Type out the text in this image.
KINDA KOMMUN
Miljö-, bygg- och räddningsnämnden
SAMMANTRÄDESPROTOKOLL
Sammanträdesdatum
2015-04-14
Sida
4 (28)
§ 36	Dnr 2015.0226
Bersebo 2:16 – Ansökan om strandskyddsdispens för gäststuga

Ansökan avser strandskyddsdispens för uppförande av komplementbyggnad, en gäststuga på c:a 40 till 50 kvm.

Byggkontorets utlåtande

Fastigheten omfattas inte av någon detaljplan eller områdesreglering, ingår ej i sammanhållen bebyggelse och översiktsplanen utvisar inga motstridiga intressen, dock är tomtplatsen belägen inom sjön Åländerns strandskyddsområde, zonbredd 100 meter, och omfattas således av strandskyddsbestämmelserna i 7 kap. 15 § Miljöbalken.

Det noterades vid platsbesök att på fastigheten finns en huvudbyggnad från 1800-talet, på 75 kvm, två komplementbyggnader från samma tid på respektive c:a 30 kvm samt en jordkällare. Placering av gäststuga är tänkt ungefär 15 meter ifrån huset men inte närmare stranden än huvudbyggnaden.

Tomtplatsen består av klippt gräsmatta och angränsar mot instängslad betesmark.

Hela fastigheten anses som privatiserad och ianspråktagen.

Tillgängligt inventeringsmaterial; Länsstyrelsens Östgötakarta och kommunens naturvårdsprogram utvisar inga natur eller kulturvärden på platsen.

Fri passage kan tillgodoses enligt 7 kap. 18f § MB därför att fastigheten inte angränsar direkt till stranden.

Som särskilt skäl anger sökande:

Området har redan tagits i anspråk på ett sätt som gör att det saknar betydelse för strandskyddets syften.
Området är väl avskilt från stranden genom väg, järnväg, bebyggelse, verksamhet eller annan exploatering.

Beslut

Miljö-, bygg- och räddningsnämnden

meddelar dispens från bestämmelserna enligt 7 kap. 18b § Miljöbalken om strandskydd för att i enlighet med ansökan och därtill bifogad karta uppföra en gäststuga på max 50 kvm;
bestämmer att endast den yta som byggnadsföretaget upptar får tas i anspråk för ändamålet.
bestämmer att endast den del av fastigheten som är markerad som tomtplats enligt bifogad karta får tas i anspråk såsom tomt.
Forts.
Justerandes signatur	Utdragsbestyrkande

WHAT IS BEING ASKED: Copy every line from the records above that contains the word "Miljöbalken".

SOLUTION FOR THIS PROBLEM:
Fastigheten omfattas inte av någon detaljplan eller områdesreglering, ingår ej i sammanhållen bebyggelse och översiktsplanen utvisar inga motstridiga intressen, dock är tomtplatsen belägen inom sjön Åländerns strandskyddsområde, zonbredd 100 meter, och omfattas således av strandskyddsbestämmelserna i 7 kap. 15 § Miljöbalken.
meddelar dispens från bestämmelserna enligt 7 kap. 18b § Miljöbalken om strandskydd för att i enlighet med ansökan och därtill bifogad karta uppföra en gäststuga på max 50 kvm;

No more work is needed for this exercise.